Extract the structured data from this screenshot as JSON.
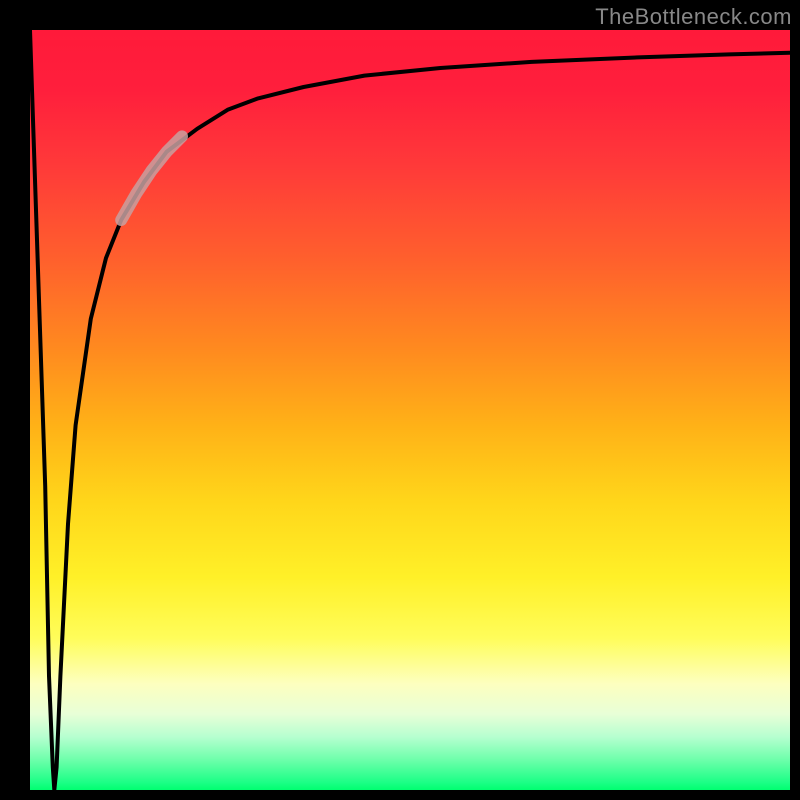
{
  "watermark": {
    "text": "TheBottleneck.com"
  },
  "colors": {
    "page_bg": "#000000",
    "curve": "#000000",
    "highlight": "#c8a0a0"
  },
  "chart_data": {
    "type": "line",
    "title": "",
    "xlabel": "",
    "ylabel": "",
    "xlim": [
      0,
      100
    ],
    "ylim": [
      0,
      100
    ],
    "grid": false,
    "legend": false,
    "annotations": [
      "TheBottleneck.com"
    ],
    "series": [
      {
        "name": "main-curve",
        "x": [
          0,
          1,
          2,
          2.5,
          3,
          3.2,
          3.5,
          4,
          5,
          6,
          8,
          10,
          12,
          15,
          18,
          22,
          26,
          30,
          36,
          44,
          54,
          66,
          80,
          92,
          100
        ],
        "y": [
          100,
          70,
          40,
          15,
          3,
          0,
          3,
          15,
          35,
          48,
          62,
          70,
          75,
          80,
          84,
          87,
          89.5,
          91,
          92.5,
          94,
          95,
          95.8,
          96.4,
          96.8,
          97
        ]
      },
      {
        "name": "highlight-segment",
        "x": [
          12,
          14,
          16,
          18,
          20
        ],
        "y": [
          75,
          78.5,
          81.5,
          84,
          86
        ]
      }
    ]
  }
}
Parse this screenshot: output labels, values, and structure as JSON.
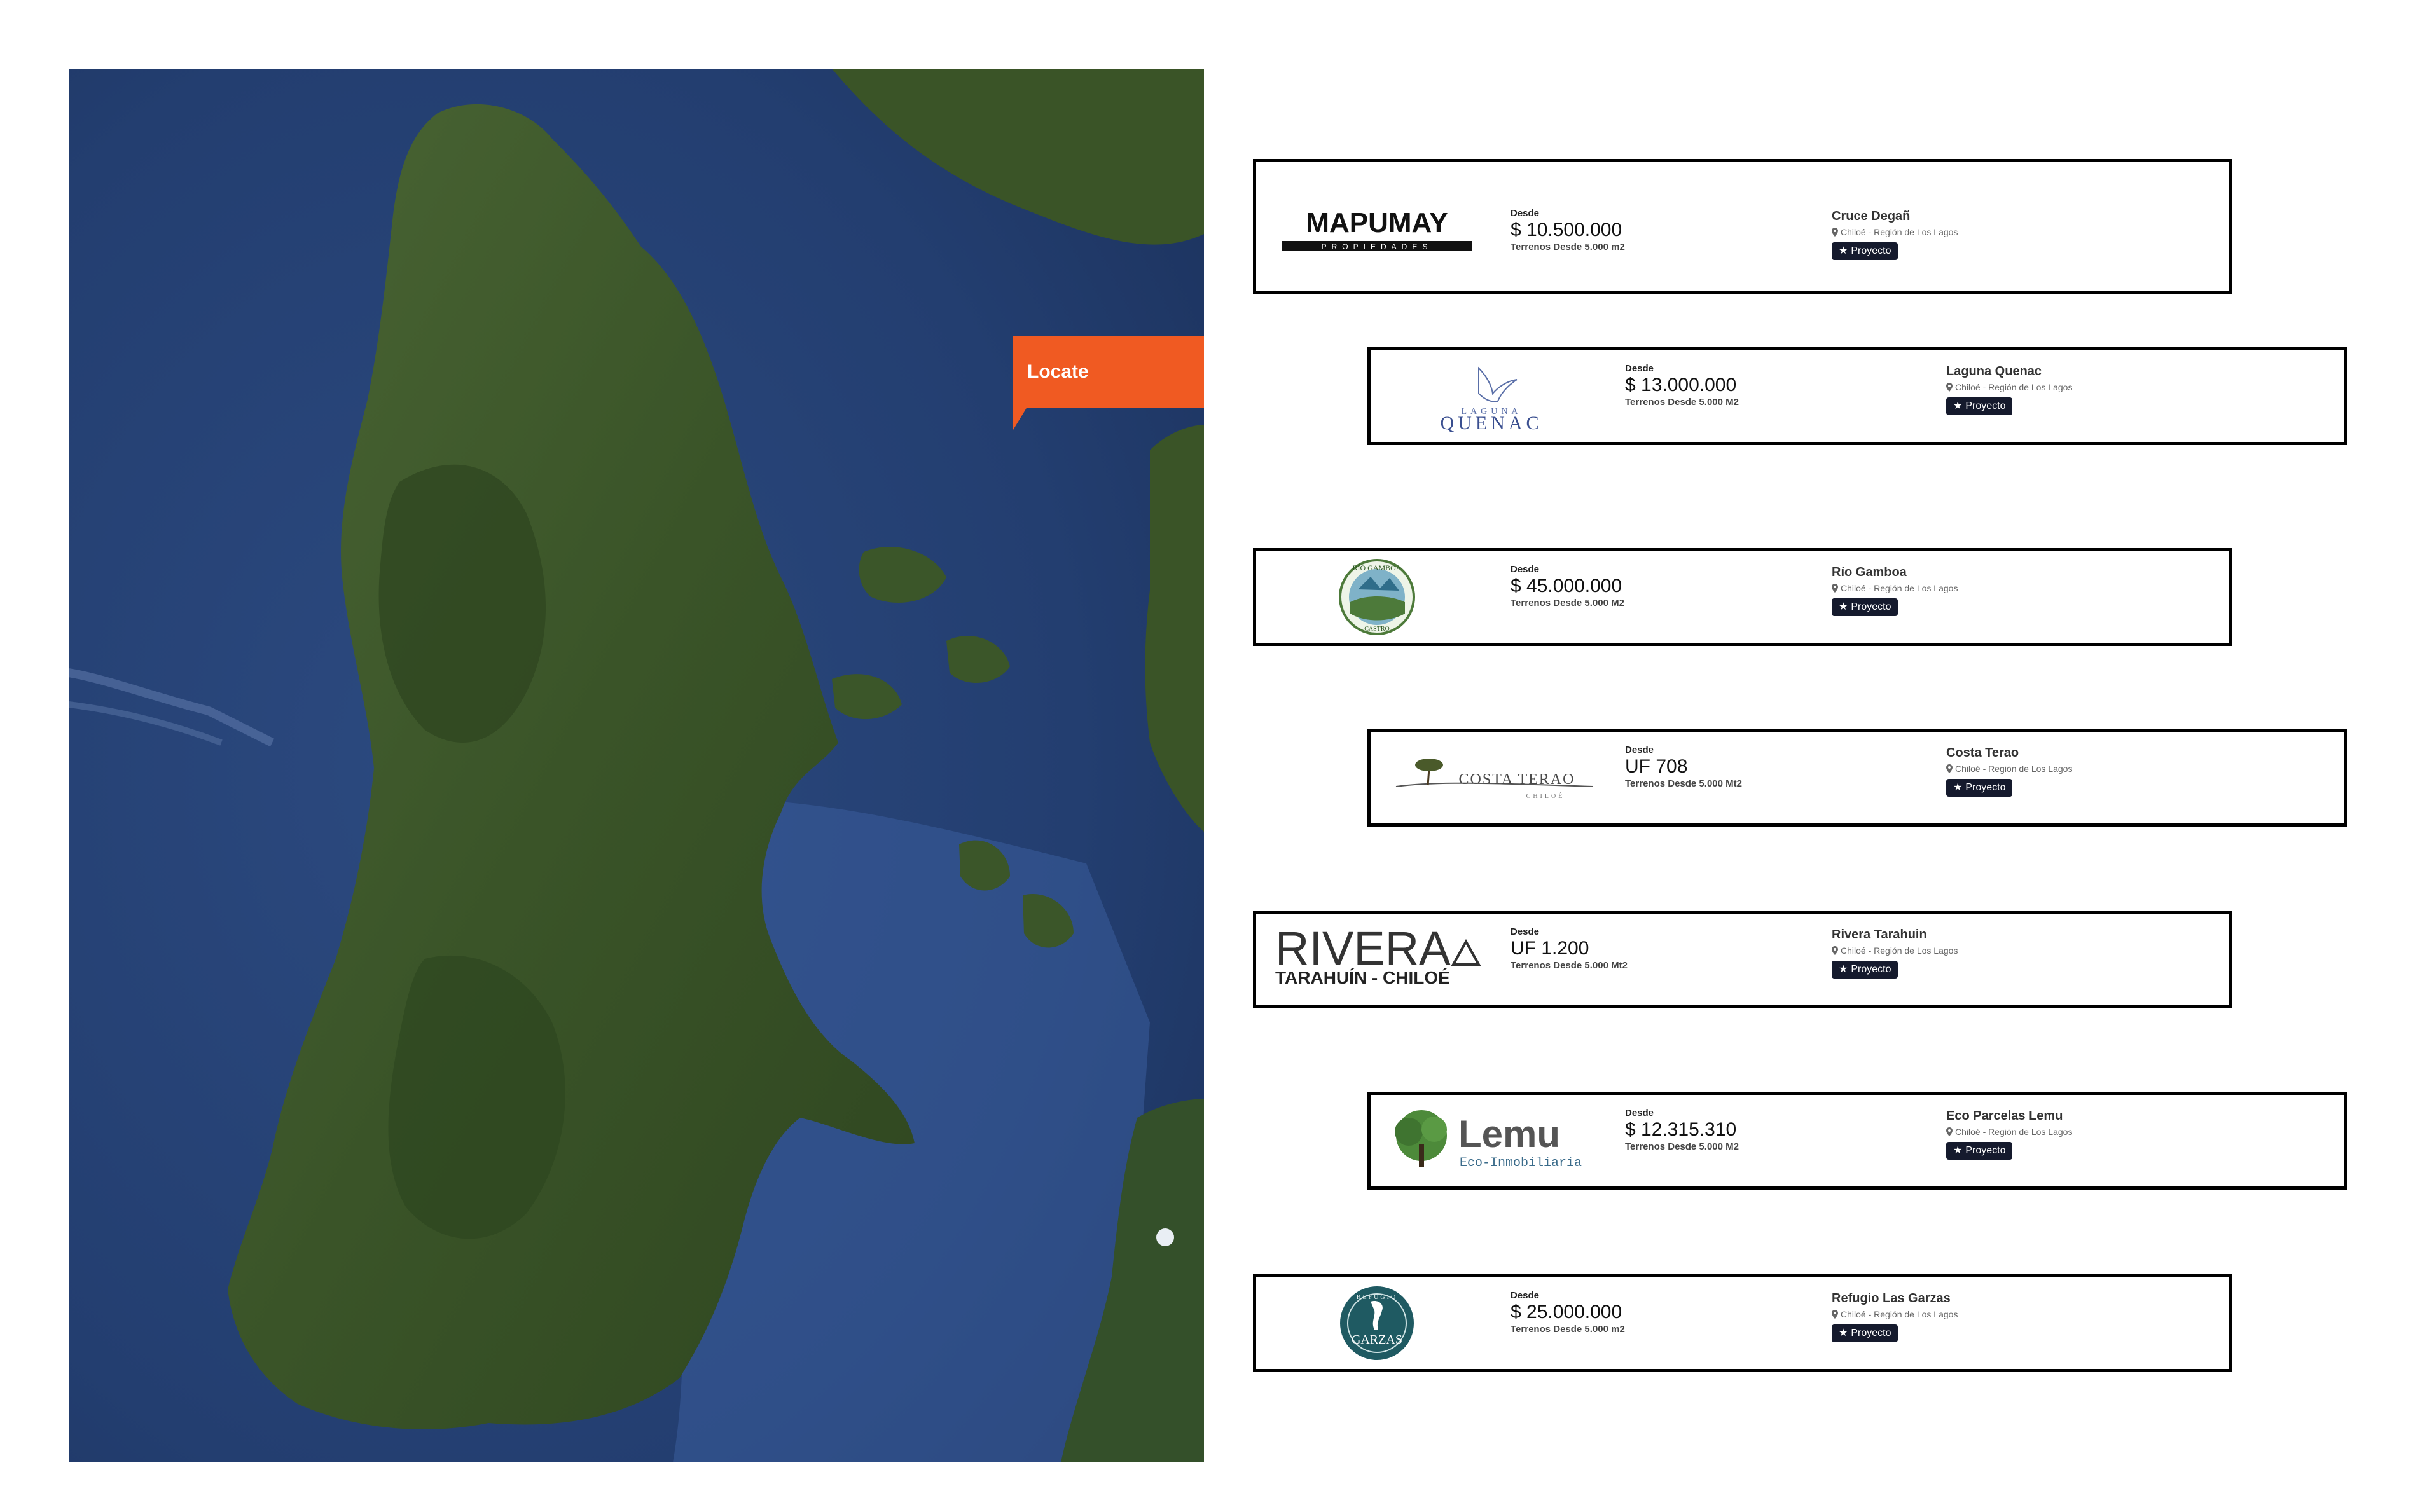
{
  "map": {
    "locate_label": "Locate"
  },
  "listings": [
    {
      "from_label": "Desde",
      "price": "$ 10.500.000",
      "terrain": "Terrenos Desde 5.000 m2",
      "name": "Cruce Degañ",
      "location": "Chiloé - Región de Los Lagos",
      "badge": "Proyecto",
      "logo": {
        "primary": "MAPUMAY",
        "secondary": "PROPIEDADES"
      }
    },
    {
      "from_label": "Desde",
      "price": "$ 13.000.000",
      "terrain": "Terrenos Desde 5.000 M2",
      "name": "Laguna Quenac",
      "location": "Chiloé - Región de Los Lagos",
      "badge": "Proyecto",
      "logo": {
        "primary": "QUENAC",
        "secondary": "LAGUNA"
      }
    },
    {
      "from_label": "Desde",
      "price": "$ 45.000.000",
      "terrain": "Terrenos Desde 5.000 M2",
      "name": "Río Gamboa",
      "location": "Chiloé - Región de Los Lagos",
      "badge": "Proyecto",
      "logo": {
        "primary": "RÍO GAMBOA",
        "secondary": "CASTRO"
      }
    },
    {
      "from_label": "Desde",
      "price": "UF 708",
      "terrain": "Terrenos Desde 5.000 Mt2",
      "name": "Costa Terao",
      "location": "Chiloé - Región de Los Lagos",
      "badge": "Proyecto",
      "logo": {
        "primary": "COSTA TERAO",
        "secondary": "CHILOÉ"
      }
    },
    {
      "from_label": "Desde",
      "price": "UF 1.200",
      "terrain": "Terrenos Desde 5.000 Mt2",
      "name": "Rivera Tarahuin",
      "location": "Chiloé - Región de Los Lagos",
      "badge": "Proyecto",
      "logo": {
        "primary": "RIVERA",
        "secondary": "TARAHUÍN - CHILOÉ"
      }
    },
    {
      "from_label": "Desde",
      "price": "$ 12.315.310",
      "terrain": "Terrenos Desde 5.000 M2",
      "name": "Eco Parcelas Lemu",
      "location": "Chiloé - Región de Los Lagos",
      "badge": "Proyecto",
      "logo": {
        "primary": "Lemu",
        "secondary": "Eco-Inmobiliaria"
      }
    },
    {
      "from_label": "Desde",
      "price": "$ 25.000.000",
      "terrain": "Terrenos Desde 5.000 m2",
      "name": "Refugio Las Garzas",
      "location": "Chiloé - Región de Los Lagos",
      "badge": "Proyecto",
      "logo": {
        "primary": "GARZAS",
        "secondary": "REFUGIO"
      }
    }
  ],
  "colors": {
    "accent": "#f05a22",
    "badge_bg": "#151a2d",
    "ocean": "#1f3a66",
    "land": "#3e5a2c"
  }
}
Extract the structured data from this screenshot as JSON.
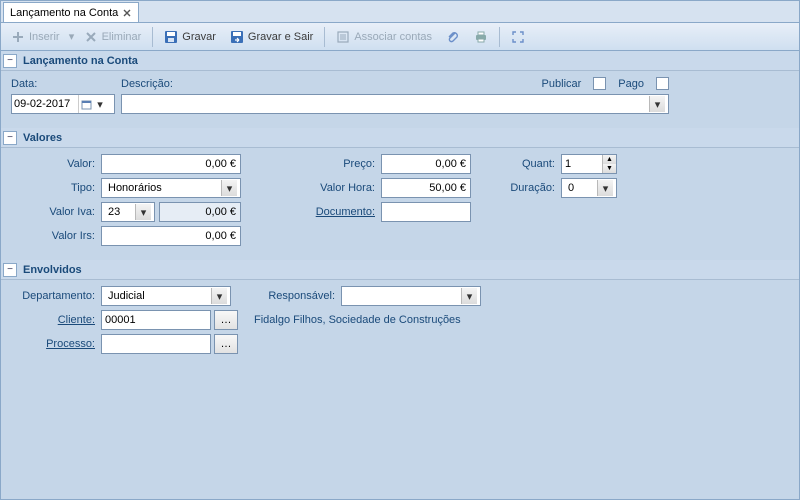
{
  "tab": {
    "title": "Lançamento na Conta"
  },
  "toolbar": {
    "inserir": "Inserir",
    "eliminar": "Eliminar",
    "gravar": "Gravar",
    "gravar_sair": "Gravar e Sair",
    "associar": "Associar contas"
  },
  "sections": {
    "lancamento": "Lançamento na Conta",
    "valores": "Valores",
    "envolvidos": "Envolvidos"
  },
  "lancamento": {
    "data_label": "Data:",
    "data_value": "09-02-2017",
    "descricao_label": "Descrição:",
    "descricao_value": "",
    "publicar_label": "Publicar",
    "pago_label": "Pago"
  },
  "valores": {
    "valor_label": "Valor:",
    "valor_value": "0,00 €",
    "tipo_label": "Tipo:",
    "tipo_value": "Honorários",
    "valor_iva_label": "Valor Iva:",
    "iva_rate": "23",
    "iva_value": "0,00 €",
    "valor_irs_label": "Valor Irs:",
    "irs_value": "0,00 €",
    "preco_label": "Preço:",
    "preco_value": "0,00 €",
    "valor_hora_label": "Valor Hora:",
    "valor_hora_value": "50,00 €",
    "documento_label": "Documento:",
    "documento_value": "",
    "quant_label": "Quant:",
    "quant_value": "1",
    "duracao_label": "Duração:",
    "duracao_value": "0"
  },
  "envolvidos": {
    "departamento_label": "Departamento:",
    "departamento_value": "Judicial",
    "responsavel_label": "Responsável:",
    "responsavel_value": "",
    "cliente_label": "Cliente:",
    "cliente_value": "00001",
    "cliente_name": "Fidalgo Filhos, Sociedade de Construções",
    "processo_label": "Processo:",
    "processo_value": ""
  }
}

* * * * * * * * *

Each record above should be copied character for character, with pictures dropped.

- Complete output
Extract the structured data from this screenshot as JSON.
{
  "watermark": {
    "text": "TheBottleneck.com"
  },
  "colors": {
    "page_bg": "#000000",
    "curve": "#000000",
    "highlight": "#c8a0a0"
  },
  "chart_data": {
    "type": "line",
    "title": "",
    "xlabel": "",
    "ylabel": "",
    "xlim": [
      0,
      100
    ],
    "ylim": [
      0,
      100
    ],
    "grid": false,
    "legend": false,
    "annotations": [
      "TheBottleneck.com"
    ],
    "series": [
      {
        "name": "main-curve",
        "x": [
          0,
          1,
          2,
          2.5,
          3,
          3.2,
          3.5,
          4,
          5,
          6,
          8,
          10,
          12,
          15,
          18,
          22,
          26,
          30,
          36,
          44,
          54,
          66,
          80,
          92,
          100
        ],
        "y": [
          100,
          70,
          40,
          15,
          3,
          0,
          3,
          15,
          35,
          48,
          62,
          70,
          75,
          80,
          84,
          87,
          89.5,
          91,
          92.5,
          94,
          95,
          95.8,
          96.4,
          96.8,
          97
        ]
      },
      {
        "name": "highlight-segment",
        "x": [
          12,
          14,
          16,
          18,
          20
        ],
        "y": [
          75,
          78.5,
          81.5,
          84,
          86
        ]
      }
    ]
  }
}
Parse this screenshot: output labels, values, and structure as JSON.
{
  "map": {
    "locate_label": "Locate"
  },
  "listings": [
    {
      "from_label": "Desde",
      "price": "$ 10.500.000",
      "terrain": "Terrenos Desde 5.000 m2",
      "name": "Cruce Degañ",
      "location": "Chiloé - Región de Los Lagos",
      "badge": "Proyecto",
      "logo": {
        "primary": "MAPUMAY",
        "secondary": "PROPIEDADES"
      }
    },
    {
      "from_label": "Desde",
      "price": "$ 13.000.000",
      "terrain": "Terrenos Desde 5.000 M2",
      "name": "Laguna Quenac",
      "location": "Chiloé - Región de Los Lagos",
      "badge": "Proyecto",
      "logo": {
        "primary": "QUENAC",
        "secondary": "LAGUNA"
      }
    },
    {
      "from_label": "Desde",
      "price": "$ 45.000.000",
      "terrain": "Terrenos Desde 5.000 M2",
      "name": "Río Gamboa",
      "location": "Chiloé - Región de Los Lagos",
      "badge": "Proyecto",
      "logo": {
        "primary": "RÍO GAMBOA",
        "secondary": "CASTRO"
      }
    },
    {
      "from_label": "Desde",
      "price": "UF 708",
      "terrain": "Terrenos Desde 5.000 Mt2",
      "name": "Costa Terao",
      "location": "Chiloé - Región de Los Lagos",
      "badge": "Proyecto",
      "logo": {
        "primary": "COSTA TERAO",
        "secondary": "CHILOÉ"
      }
    },
    {
      "from_label": "Desde",
      "price": "UF 1.200",
      "terrain": "Terrenos Desde 5.000 Mt2",
      "name": "Rivera Tarahuin",
      "location": "Chiloé - Región de Los Lagos",
      "badge": "Proyecto",
      "logo": {
        "primary": "RIVERA",
        "secondary": "TARAHUÍN - CHILOÉ"
      }
    },
    {
      "from_label": "Desde",
      "price": "$ 12.315.310",
      "terrain": "Terrenos Desde 5.000 M2",
      "name": "Eco Parcelas Lemu",
      "location": "Chiloé - Región de Los Lagos",
      "badge": "Proyecto",
      "logo": {
        "primary": "Lemu",
        "secondary": "Eco-Inmobiliaria"
      }
    },
    {
      "from_label": "Desde",
      "price": "$ 25.000.000",
      "terrain": "Terrenos Desde 5.000 m2",
      "name": "Refugio Las Garzas",
      "location": "Chiloé - Región de Los Lagos",
      "badge": "Proyecto",
      "logo": {
        "primary": "GARZAS",
        "secondary": "REFUGIO"
      }
    }
  ],
  "colors": {
    "accent": "#f05a22",
    "badge_bg": "#151a2d",
    "ocean": "#1f3a66",
    "land": "#3e5a2c"
  }
}
Extract the structured data from this screenshot as JSON.
{
  "tab": {
    "title": "Lançamento na Conta"
  },
  "toolbar": {
    "inserir": "Inserir",
    "eliminar": "Eliminar",
    "gravar": "Gravar",
    "gravar_sair": "Gravar e Sair",
    "associar": "Associar contas"
  },
  "sections": {
    "lancamento": "Lançamento na Conta",
    "valores": "Valores",
    "envolvidos": "Envolvidos"
  },
  "lancamento": {
    "data_label": "Data:",
    "data_value": "09-02-2017",
    "descricao_label": "Descrição:",
    "descricao_value": "",
    "publicar_label": "Publicar",
    "pago_label": "Pago"
  },
  "valores": {
    "valor_label": "Valor:",
    "valor_value": "0,00 €",
    "tipo_label": "Tipo:",
    "tipo_value": "Honorários",
    "valor_iva_label": "Valor Iva:",
    "iva_rate": "23",
    "iva_value": "0,00 €",
    "valor_irs_label": "Valor Irs:",
    "irs_value": "0,00 €",
    "preco_label": "Preço:",
    "preco_value": "0,00 €",
    "valor_hora_label": "Valor Hora:",
    "valor_hora_value": "50,00 €",
    "documento_label": "Documento:",
    "documento_value": "",
    "quant_label": "Quant:",
    "quant_value": "1",
    "duracao_label": "Duração:",
    "duracao_value": "0"
  },
  "envolvidos": {
    "departamento_label": "Departamento:",
    "departamento_value": "Judicial",
    "responsavel_label": "Responsável:",
    "responsavel_value": "",
    "cliente_label": "Cliente:",
    "cliente_value": "00001",
    "cliente_name": "Fidalgo Filhos, Sociedade de Construções",
    "processo_label": "Processo:",
    "processo_value": ""
  }
}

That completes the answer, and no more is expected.